Aim of the exercise → Return each line of the records with nothing changed, pictures excepted.

[Dataset rows]
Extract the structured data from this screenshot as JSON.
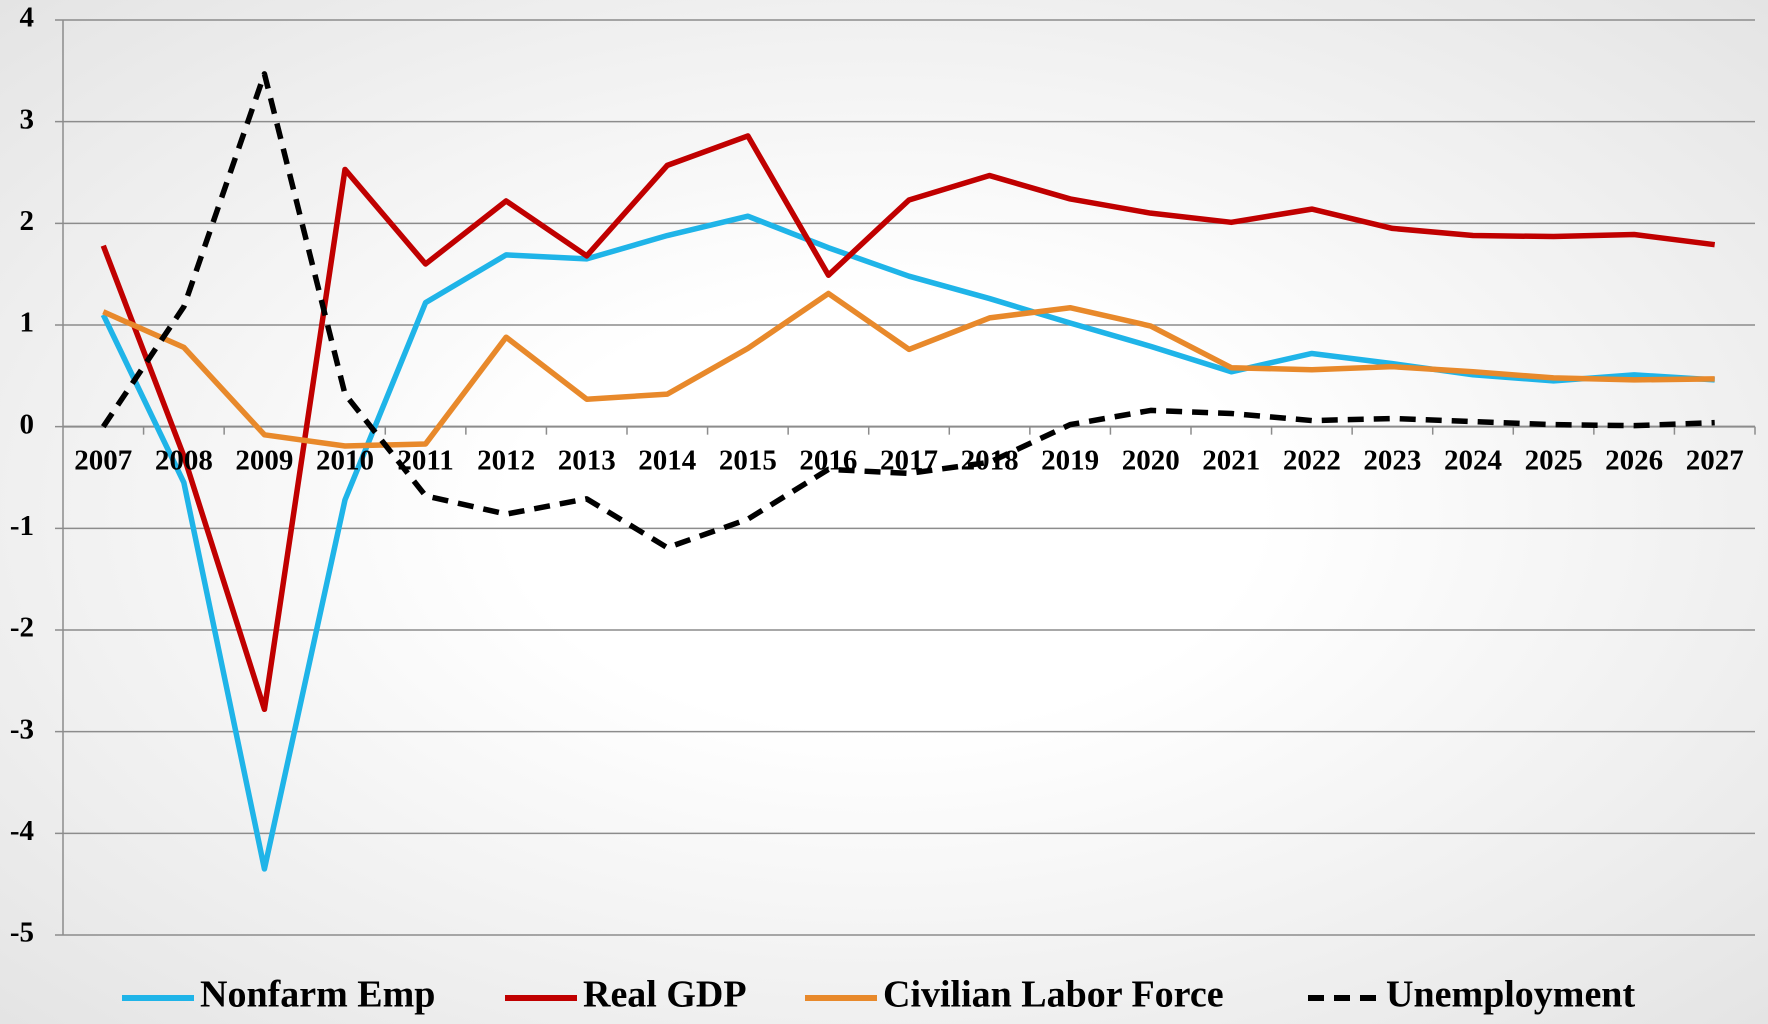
{
  "chart_data": {
    "type": "line",
    "categories": [
      "2007",
      "2008",
      "2009",
      "2010",
      "2011",
      "2012",
      "2013",
      "2014",
      "2015",
      "2016",
      "2017",
      "2018",
      "2019",
      "2020",
      "2021",
      "2022",
      "2023",
      "2024",
      "2025",
      "2026",
      "2027"
    ],
    "series": [
      {
        "name": "Nonfarm Emp",
        "color": "#1fb4e8",
        "values": [
          1.1,
          -0.55,
          -4.35,
          -0.72,
          1.22,
          1.69,
          1.65,
          1.88,
          2.07,
          1.76,
          1.48,
          1.26,
          1.02,
          0.79,
          0.54,
          0.72,
          0.62,
          0.51,
          0.45,
          0.51,
          0.46
        ]
      },
      {
        "name": "Real GDP",
        "color": "#c00000",
        "values": [
          1.78,
          -0.29,
          -2.78,
          2.53,
          1.6,
          2.22,
          1.68,
          2.57,
          2.86,
          1.49,
          2.23,
          2.47,
          2.24,
          2.1,
          2.01,
          2.14,
          1.95,
          1.88,
          1.87,
          1.89,
          1.79
        ]
      },
      {
        "name": "Civilian Labor Force",
        "color": "#e8892b",
        "values": [
          1.13,
          0.78,
          -0.08,
          -0.19,
          -0.17,
          0.88,
          0.27,
          0.32,
          0.77,
          1.31,
          0.76,
          1.07,
          1.17,
          0.99,
          0.58,
          0.56,
          0.59,
          0.54,
          0.48,
          0.46,
          0.47
        ]
      },
      {
        "name": "Unemployment",
        "color": "#000000",
        "dashed": true,
        "values": [
          0,
          1.18,
          3.47,
          0.32,
          -0.68,
          -0.86,
          -0.71,
          -1.19,
          -0.91,
          -0.42,
          -0.46,
          -0.35,
          0.02,
          0.16,
          0.13,
          0.06,
          0.08,
          0.05,
          0.02,
          0.01,
          0.04
        ]
      }
    ],
    "ylim": [
      -5,
      4
    ],
    "yticks": [
      -5,
      -4,
      -3,
      -2,
      -1,
      0,
      1,
      2,
      3,
      4
    ],
    "grid": true,
    "legend": "bottom"
  }
}
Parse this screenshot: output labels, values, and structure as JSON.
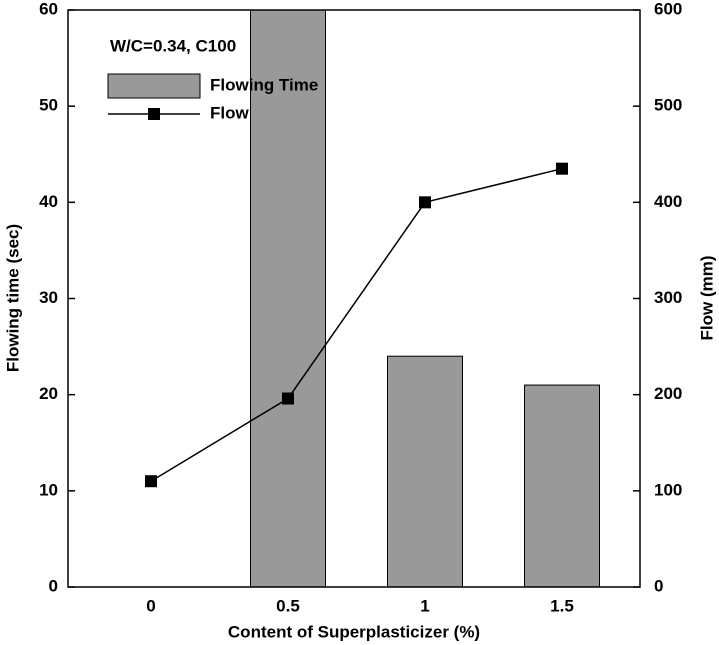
{
  "chart_data": {
    "type": "bar-line",
    "annotation": "W/C=0.34, C100",
    "x_label": "Content of Superplasticizer (%)",
    "y_label": "Flowing time (sec)",
    "y2_label": "Flow (mm)",
    "categories": [
      "0",
      "0.5",
      "1",
      "1.5"
    ],
    "series": [
      {
        "name": "Flowing Time",
        "type": "bar",
        "color": "#999999",
        "values": [
          null,
          60,
          24,
          21
        ]
      },
      {
        "name": "Flow",
        "type": "line",
        "axis": "y2",
        "color": "#000000",
        "values": [
          110,
          196,
          400,
          435
        ]
      }
    ],
    "ylim": [
      0,
      60
    ],
    "yticks": [
      0,
      10,
      20,
      30,
      40,
      50,
      60
    ],
    "y2lim": [
      0,
      600
    ],
    "y2ticks": [
      0,
      100,
      200,
      300,
      400,
      500,
      600
    ],
    "legend": "upper left"
  }
}
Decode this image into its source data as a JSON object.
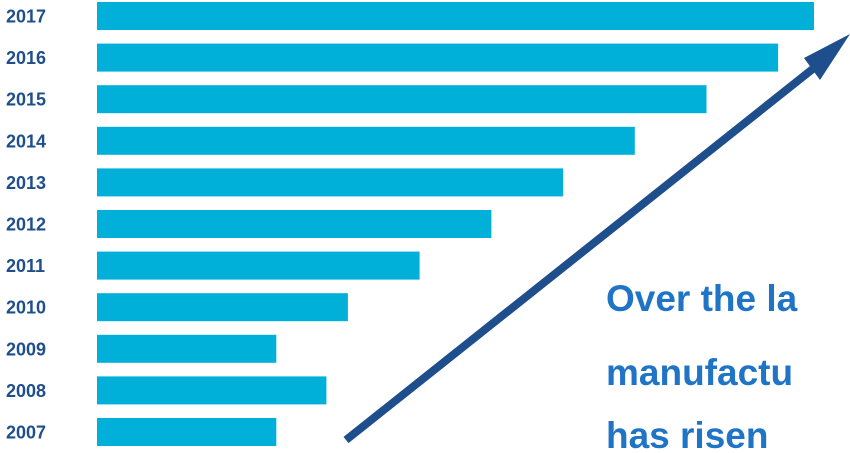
{
  "chart_data": {
    "type": "bar",
    "orientation": "horizontal",
    "categories": [
      "2017",
      "2016",
      "2015",
      "2014",
      "2013",
      "2012",
      "2011",
      "2010",
      "2009",
      "2008",
      "2007"
    ],
    "values": [
      100,
      95,
      85,
      75,
      65,
      55,
      45,
      35,
      25,
      32,
      25
    ],
    "title": "",
    "xlabel": "",
    "ylabel": "",
    "xlim": [
      0,
      100
    ],
    "grid": false,
    "legend": "none",
    "colors": {
      "bar": "#00b0d8",
      "label": "#1f4e8c",
      "arrow": "#1f4e8c",
      "caption": "#1f74c6"
    }
  },
  "caption": {
    "lines": [
      "Over the la",
      "manufactu",
      "has risen"
    ]
  }
}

Complete answer →
Extract the structured data from this screenshot as JSON.
{
  "chart_data": {
    "type": "line",
    "categories": [
      "2007",
      "2008",
      "2009",
      "2010",
      "2011",
      "2012",
      "2013",
      "2014",
      "2015",
      "2016",
      "2017",
      "2018",
      "2019",
      "2020",
      "2021",
      "2022",
      "2023",
      "2024",
      "2025",
      "2026",
      "2027"
    ],
    "series": [
      {
        "name": "Nonfarm Emp",
        "color": "#1fb4e8",
        "values": [
          1.1,
          -0.55,
          -4.35,
          -0.72,
          1.22,
          1.69,
          1.65,
          1.88,
          2.07,
          1.76,
          1.48,
          1.26,
          1.02,
          0.79,
          0.54,
          0.72,
          0.62,
          0.51,
          0.45,
          0.51,
          0.46
        ]
      },
      {
        "name": "Real GDP",
        "color": "#c00000",
        "values": [
          1.78,
          -0.29,
          -2.78,
          2.53,
          1.6,
          2.22,
          1.68,
          2.57,
          2.86,
          1.49,
          2.23,
          2.47,
          2.24,
          2.1,
          2.01,
          2.14,
          1.95,
          1.88,
          1.87,
          1.89,
          1.79
        ]
      },
      {
        "name": "Civilian Labor Force",
        "color": "#e8892b",
        "values": [
          1.13,
          0.78,
          -0.08,
          -0.19,
          -0.17,
          0.88,
          0.27,
          0.32,
          0.77,
          1.31,
          0.76,
          1.07,
          1.17,
          0.99,
          0.58,
          0.56,
          0.59,
          0.54,
          0.48,
          0.46,
          0.47
        ]
      },
      {
        "name": "Unemployment",
        "color": "#000000",
        "dashed": true,
        "values": [
          0,
          1.18,
          3.47,
          0.32,
          -0.68,
          -0.86,
          -0.71,
          -1.19,
          -0.91,
          -0.42,
          -0.46,
          -0.35,
          0.02,
          0.16,
          0.13,
          0.06,
          0.08,
          0.05,
          0.02,
          0.01,
          0.04
        ]
      }
    ],
    "ylim": [
      -5,
      4
    ],
    "yticks": [
      -5,
      -4,
      -3,
      -2,
      -1,
      0,
      1,
      2,
      3,
      4
    ],
    "grid": true,
    "legend": "bottom"
  }
}
Parse this screenshot: output labels, values, and structure as JSON.
{
  "chart_data": {
    "type": "bar-line",
    "annotation": "W/C=0.34, C100",
    "x_label": "Content of Superplasticizer (%)",
    "y_label": "Flowing time (sec)",
    "y2_label": "Flow (mm)",
    "categories": [
      "0",
      "0.5",
      "1",
      "1.5"
    ],
    "series": [
      {
        "name": "Flowing Time",
        "type": "bar",
        "color": "#999999",
        "values": [
          null,
          60,
          24,
          21
        ]
      },
      {
        "name": "Flow",
        "type": "line",
        "axis": "y2",
        "color": "#000000",
        "values": [
          110,
          196,
          400,
          435
        ]
      }
    ],
    "ylim": [
      0,
      60
    ],
    "yticks": [
      0,
      10,
      20,
      30,
      40,
      50,
      60
    ],
    "y2lim": [
      0,
      600
    ],
    "y2ticks": [
      0,
      100,
      200,
      300,
      400,
      500,
      600
    ],
    "legend": "upper left"
  }
}
Decode this image into its source data as a JSON object.
{
  "chart_data": {
    "type": "bar",
    "orientation": "horizontal",
    "categories": [
      "2017",
      "2016",
      "2015",
      "2014",
      "2013",
      "2012",
      "2011",
      "2010",
      "2009",
      "2008",
      "2007"
    ],
    "values": [
      100,
      95,
      85,
      75,
      65,
      55,
      45,
      35,
      25,
      32,
      25
    ],
    "title": "",
    "xlabel": "",
    "ylabel": "",
    "xlim": [
      0,
      100
    ],
    "grid": false,
    "legend": "none",
    "colors": {
      "bar": "#00b0d8",
      "label": "#1f4e8c",
      "arrow": "#1f4e8c",
      "caption": "#1f74c6"
    }
  },
  "caption": {
    "lines": [
      "Over the la",
      "manufactu",
      "has risen"
    ]
  }
}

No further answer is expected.